## Begin EXTRACTED MATERIAL

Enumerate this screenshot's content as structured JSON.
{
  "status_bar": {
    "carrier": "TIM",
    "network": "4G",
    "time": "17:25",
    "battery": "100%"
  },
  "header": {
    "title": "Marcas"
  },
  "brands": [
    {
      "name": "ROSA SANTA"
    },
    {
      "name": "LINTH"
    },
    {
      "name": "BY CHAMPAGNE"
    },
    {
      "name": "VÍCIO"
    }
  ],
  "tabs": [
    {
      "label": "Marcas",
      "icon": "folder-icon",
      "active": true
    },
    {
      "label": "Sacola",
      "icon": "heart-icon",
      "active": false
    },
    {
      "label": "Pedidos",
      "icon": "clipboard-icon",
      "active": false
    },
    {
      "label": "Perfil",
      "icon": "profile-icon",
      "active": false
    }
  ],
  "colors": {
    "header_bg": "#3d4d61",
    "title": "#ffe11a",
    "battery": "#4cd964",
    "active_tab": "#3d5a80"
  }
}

## End EXTRACTED MATERIAL

## EXERCISE GOAL
Would you reproduce the material above in full, exactly as given?

## WRITTEN ANSWER
Enumerate this screenshot's content as structured JSON.
{
  "status_bar": {
    "carrier": "TIM",
    "network": "4G",
    "time": "17:25",
    "battery": "100%"
  },
  "header": {
    "title": "Marcas"
  },
  "brands": [
    {
      "name": "ROSA SANTA"
    },
    {
      "name": "LINTH"
    },
    {
      "name": "BY CHAMPAGNE"
    },
    {
      "name": "VÍCIO"
    }
  ],
  "tabs": [
    {
      "label": "Marcas",
      "icon": "folder-icon",
      "active": true
    },
    {
      "label": "Sacola",
      "icon": "heart-icon",
      "active": false
    },
    {
      "label": "Pedidos",
      "icon": "clipboard-icon",
      "active": false
    },
    {
      "label": "Perfil",
      "icon": "profile-icon",
      "active": false
    }
  ],
  "colors": {
    "header_bg": "#3d4d61",
    "title": "#ffe11a",
    "battery": "#4cd964",
    "active_tab": "#3d5a80"
  }
}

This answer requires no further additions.